» PROBLEM TO WORK ON:
Your task is to output all the records below, word for word.

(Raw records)

※ ※ ※

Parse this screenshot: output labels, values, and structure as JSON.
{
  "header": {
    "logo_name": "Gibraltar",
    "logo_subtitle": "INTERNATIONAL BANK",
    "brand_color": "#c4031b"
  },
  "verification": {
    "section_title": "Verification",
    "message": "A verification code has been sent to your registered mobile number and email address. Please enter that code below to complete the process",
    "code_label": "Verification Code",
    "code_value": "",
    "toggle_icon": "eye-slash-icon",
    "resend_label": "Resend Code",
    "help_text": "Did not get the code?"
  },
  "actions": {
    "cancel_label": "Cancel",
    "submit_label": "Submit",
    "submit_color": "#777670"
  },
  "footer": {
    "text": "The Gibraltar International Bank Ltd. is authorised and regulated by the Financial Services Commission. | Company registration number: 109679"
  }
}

※ ※ ※

» FULL RESPONSE:
Parse this screenshot: output labels, values, and structure as JSON.
{
  "header": {
    "logo_name": "Gibraltar",
    "logo_subtitle": "INTERNATIONAL BANK",
    "brand_color": "#c4031b"
  },
  "verification": {
    "section_title": "Verification",
    "message": "A verification code has been sent to your registered mobile number and email address. Please enter that code below to complete the process",
    "code_label": "Verification Code",
    "code_value": "",
    "toggle_icon": "eye-slash-icon",
    "resend_label": "Resend Code",
    "help_text": "Did not get the code?"
  },
  "actions": {
    "cancel_label": "Cancel",
    "submit_label": "Submit",
    "submit_color": "#777670"
  },
  "footer": {
    "text": "The Gibraltar International Bank Ltd. is authorised and regulated by the Financial Services Commission. | Company registration number: 109679"
  }
}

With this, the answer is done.